**EXERCISE PROMPT**
Reproduce verbatim the stretch of the listing from the line containing "181, 593, 206]" through the line containing "140, 1135, 170]", both included.

# # #

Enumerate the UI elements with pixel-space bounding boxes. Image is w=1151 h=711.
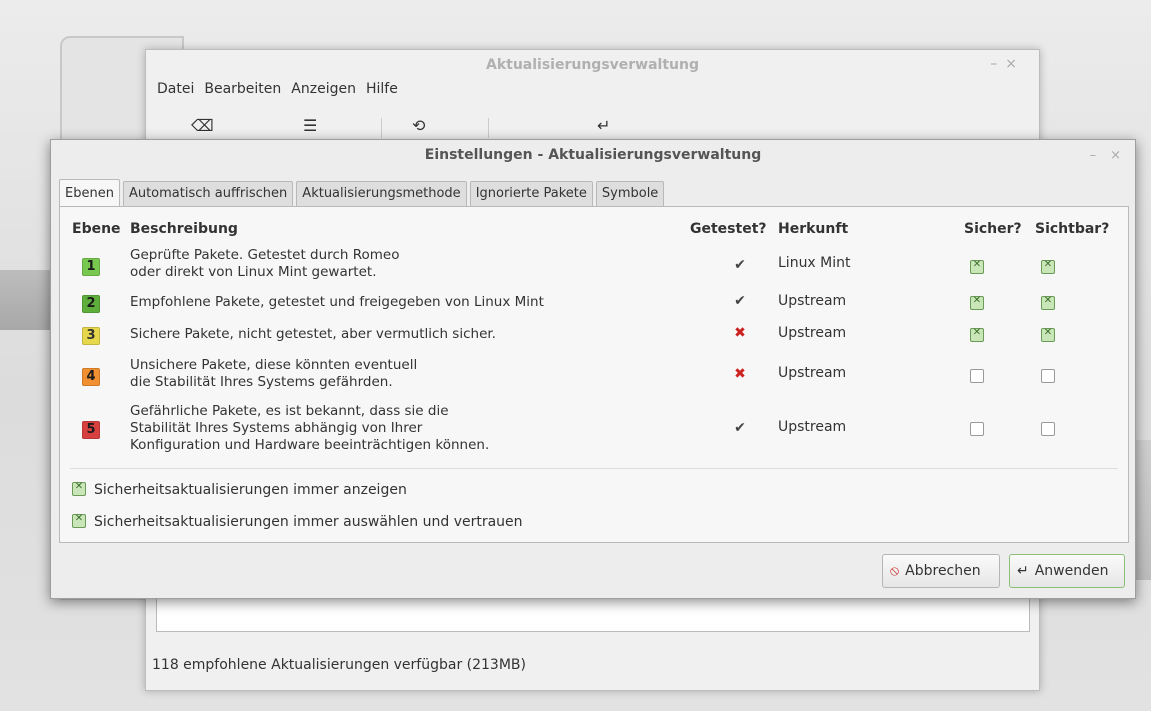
tab-ignored-packages[interactable]: Ignorierte Pakete	[469, 181, 593, 206]
description-line: oder direkt von Linux Mint gewartet.	[130, 264, 377, 280]
menu-edit[interactable]: Bearbeiten	[199, 81, 286, 97]
close-button[interactable]: ×	[1110, 148, 1121, 163]
visible-checkbox[interactable]	[1041, 369, 1055, 383]
level-number-badge: 2	[82, 295, 100, 313]
preferences-dialog: Einstellungen - Aktualisierungsverwaltun…	[50, 139, 1136, 599]
install-icon[interactable]: ↵	[597, 116, 610, 135]
origin-text: Linux Mint	[778, 255, 851, 271]
title-bar: Aktualisierungsverwaltung –×	[146, 50, 1039, 80]
dialog-title-bar: Einstellungen - Aktualisierungsverwaltun…	[51, 140, 1135, 170]
description-line: die Stabilität Ihres Systems gefährden.	[130, 374, 393, 390]
origin-text: Upstream	[778, 365, 847, 381]
toolbar-separator	[381, 118, 382, 138]
levels-panel: Ebene Beschreibung Getestet? Herkunft Si…	[59, 206, 1129, 543]
toolbar-separator	[488, 118, 489, 138]
tab-update-method[interactable]: Aktualisierungsmethode	[296, 181, 467, 206]
check-icon: ✔	[734, 257, 746, 273]
cross-icon: ✖	[734, 366, 746, 382]
toolbar: ⌫ ☰ ⟲ ↵	[146, 116, 1039, 138]
tab-levels[interactable]: Ebenen	[59, 179, 120, 207]
close-button[interactable]: ×	[1005, 56, 1025, 72]
cross-icon: ✖	[734, 325, 746, 341]
clear-icon[interactable]: ⌫	[191, 116, 214, 135]
level-description: Gefährliche Pakete, es ist bekannt, dass…	[130, 403, 489, 454]
minimize-button[interactable]: –	[1090, 148, 1097, 163]
origin-text: Upstream	[778, 325, 847, 341]
header-tested: Getestet?	[690, 221, 767, 237]
always-show-security-checkbox[interactable]	[72, 481, 86, 496]
option-label: Sicherheitsaktualisierungen immer anzeig…	[94, 482, 407, 498]
description-line: Gefährliche Pakete, es ist bekannt, dass…	[130, 403, 449, 419]
tab-icons[interactable]: Symbole	[595, 181, 665, 206]
description-line: Geprüfte Pakete. Getestet durch Romeo	[130, 247, 400, 263]
window-title: Aktualisierungsverwaltung	[485, 57, 700, 73]
dialog-controls: – ×	[1076, 148, 1121, 163]
level-number-badge: 4	[82, 368, 100, 386]
option-always-select-security[interactable]: Sicherheitsaktualisierungen immer auswäh…	[72, 513, 523, 530]
header-visible: Sichtbar?	[1035, 221, 1110, 237]
visible-checkbox[interactable]	[1041, 259, 1055, 274]
safe-checkbox[interactable]	[970, 327, 984, 342]
option-always-show-security[interactable]: Sicherheitsaktualisierungen immer anzeig…	[72, 481, 407, 498]
level-number-badge: 5	[82, 421, 100, 439]
safe-checkbox[interactable]	[970, 422, 984, 436]
status-text: 118 empfohlene Aktualisierungen verfügba…	[152, 657, 526, 673]
header-level: Ebene	[72, 221, 121, 237]
safe-checkbox[interactable]	[970, 369, 984, 383]
cancel-label: Abbrechen	[905, 563, 981, 579]
header-safe: Sicher?	[964, 221, 1022, 237]
description-line: Sichere Pakete, nicht getestet, aber ver…	[130, 326, 496, 342]
description-line: Unsichere Pakete, diese könnten eventuel…	[130, 357, 418, 373]
tab-bar: Ebenen Automatisch auffrischen Aktualisi…	[59, 178, 667, 207]
visible-checkbox[interactable]	[1041, 422, 1055, 436]
check-icon: ✔	[734, 293, 746, 309]
visible-checkbox[interactable]	[1041, 327, 1055, 342]
menu-view[interactable]: Anzeigen	[286, 81, 361, 97]
level-description: Sichere Pakete, nicht getestet, aber ver…	[130, 326, 496, 343]
window-controls: –×	[990, 56, 1025, 72]
cancel-button[interactable]: ⦸ Abbrechen	[882, 554, 1000, 588]
apply-label: Anwenden	[1034, 563, 1109, 579]
always-select-security-checkbox[interactable]	[72, 513, 86, 528]
tab-auto-refresh[interactable]: Automatisch auffrischen	[122, 181, 294, 206]
option-label: Sicherheitsaktualisierungen immer auswäh…	[94, 514, 523, 530]
description-line: Stabilität Ihres Systems abhängig von Ih…	[130, 420, 423, 436]
select-all-icon[interactable]: ☰	[303, 116, 317, 135]
cancel-icon: ⦸	[890, 563, 900, 579]
menu-help[interactable]: Hilfe	[361, 81, 403, 97]
origin-text: Upstream	[778, 293, 847, 309]
level-number-badge: 3	[82, 327, 100, 345]
level-description: Empfohlene Pakete, getestet und freigege…	[130, 294, 544, 311]
dialog-title: Einstellungen - Aktualisierungsverwaltun…	[424, 147, 762, 163]
refresh-icon[interactable]: ⟲	[412, 116, 425, 135]
minimize-button[interactable]: –	[990, 56, 1005, 72]
apply-icon: ↵	[1017, 563, 1029, 579]
safe-checkbox[interactable]	[970, 295, 984, 310]
check-icon: ✔	[734, 420, 746, 436]
visible-checkbox[interactable]	[1041, 295, 1055, 310]
safe-checkbox[interactable]	[970, 259, 984, 274]
level-number-badge: 1	[82, 258, 100, 276]
menu-bar: Datei Bearbeiten Anzeigen Hilfe	[152, 81, 403, 97]
description-line: Konfiguration und Hardware beeinträchtig…	[130, 437, 490, 453]
apply-button[interactable]: ↵ Anwenden	[1009, 554, 1125, 588]
level-description: Geprüfte Pakete. Getestet durch Romeo od…	[130, 247, 399, 281]
header-description: Beschreibung	[130, 221, 238, 237]
description-line: Empfohlene Pakete, getestet und freigege…	[130, 294, 544, 310]
level-description: Unsichere Pakete, diese könnten eventuel…	[130, 357, 417, 391]
separator	[70, 468, 1118, 469]
header-origin: Herkunft	[778, 221, 849, 237]
origin-text: Upstream	[778, 419, 847, 435]
menu-file[interactable]: Datei	[152, 81, 199, 97]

# # #

**THE ANSWER**
tab-ignored-packages[interactable]: Ignorierte Pakete	[469, 181, 593, 206]
description-line: oder direkt von Linux Mint gewartet.	[130, 264, 377, 280]
menu-edit[interactable]: Bearbeiten	[199, 81, 286, 97]
close-button[interactable]: ×	[1110, 148, 1121, 163]
visible-checkbox[interactable]	[1041, 369, 1055, 383]
level-number-badge: 2	[82, 295, 100, 313]
preferences-dialog: Einstellungen - Aktualisierungsverwaltun…	[50, 139, 1136, 599]
install-icon[interactable]: ↵	[597, 116, 610, 135]
origin-text: Linux Mint	[778, 255, 851, 271]
title-bar: Aktualisierungsverwaltung –×	[146, 50, 1039, 80]
dialog-title-bar: Einstellungen - Aktualisierungsverwaltun…	[51, 140, 1135, 170]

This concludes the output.